▶ _TASK PROMPT_
Give all of the lines again, with nothing added or dropped.

▶ _LISTED ENTRIES_
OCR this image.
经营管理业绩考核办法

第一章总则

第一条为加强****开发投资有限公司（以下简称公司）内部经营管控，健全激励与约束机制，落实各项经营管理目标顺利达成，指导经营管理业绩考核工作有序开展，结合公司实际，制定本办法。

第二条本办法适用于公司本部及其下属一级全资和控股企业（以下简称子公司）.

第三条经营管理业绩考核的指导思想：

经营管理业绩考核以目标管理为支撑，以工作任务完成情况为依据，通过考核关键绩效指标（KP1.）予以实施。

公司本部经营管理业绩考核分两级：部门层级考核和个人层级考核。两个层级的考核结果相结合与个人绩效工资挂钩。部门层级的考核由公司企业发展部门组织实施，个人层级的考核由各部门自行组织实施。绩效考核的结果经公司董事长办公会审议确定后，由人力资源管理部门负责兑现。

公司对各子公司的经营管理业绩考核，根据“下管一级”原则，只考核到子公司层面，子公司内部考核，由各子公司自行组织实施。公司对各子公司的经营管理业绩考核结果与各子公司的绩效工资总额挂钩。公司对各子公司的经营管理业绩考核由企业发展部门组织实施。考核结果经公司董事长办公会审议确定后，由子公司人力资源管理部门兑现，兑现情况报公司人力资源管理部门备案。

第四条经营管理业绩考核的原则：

▶ _OUTPUT FOR THIS TASK_
OCR this image.
经营管理业绩考核办法

第一章总则

第一条为加强****开发投资有限公司（以下简称公司）内部经营管控，健全激励与约束机制，落实各项经营管理目标顺利达成，指导经营管理业绩考核工作有序开展，结合公司实际，制定本办法。

第二条本办法适用于公司本部及其下属一级全资和控股企业（以下简称子公司）.

第三条经营管理业绩考核的指导思想：

经营管理业绩考核以目标管理为支撑，以工作任务完成情况为依据，通过考核关键绩效指标（KP1.）予以实施。

公司本部经营管理业绩考核分两级：部门层级考核和个人层级考核。两个层级的考核结果相结合与个人绩效工资挂钩。部门层级的考核由公司企业发展部门组织实施，个人层级的考核由各部门自行组织实施。绩效考核的结果经公司董事长办公会审议确定后，由人力资源管理部门负责兑现。

公司对各子公司的经营管理业绩考核，根据“下管一级”原则，只考核到子公司层面，子公司内部考核，由各子公司自行组织实施。公司对各子公司的经营管理业绩考核结果与各子公司的绩效工资总额挂钩。公司对各子公司的经营管理业绩考核由企业发展部门组织实施。考核结果经公司董事长办公会审议确定后，由子公司人力资源管理部门兑现，兑现情况报公司人力资源管理部门备案。

第四条经营管理业绩考核的原则：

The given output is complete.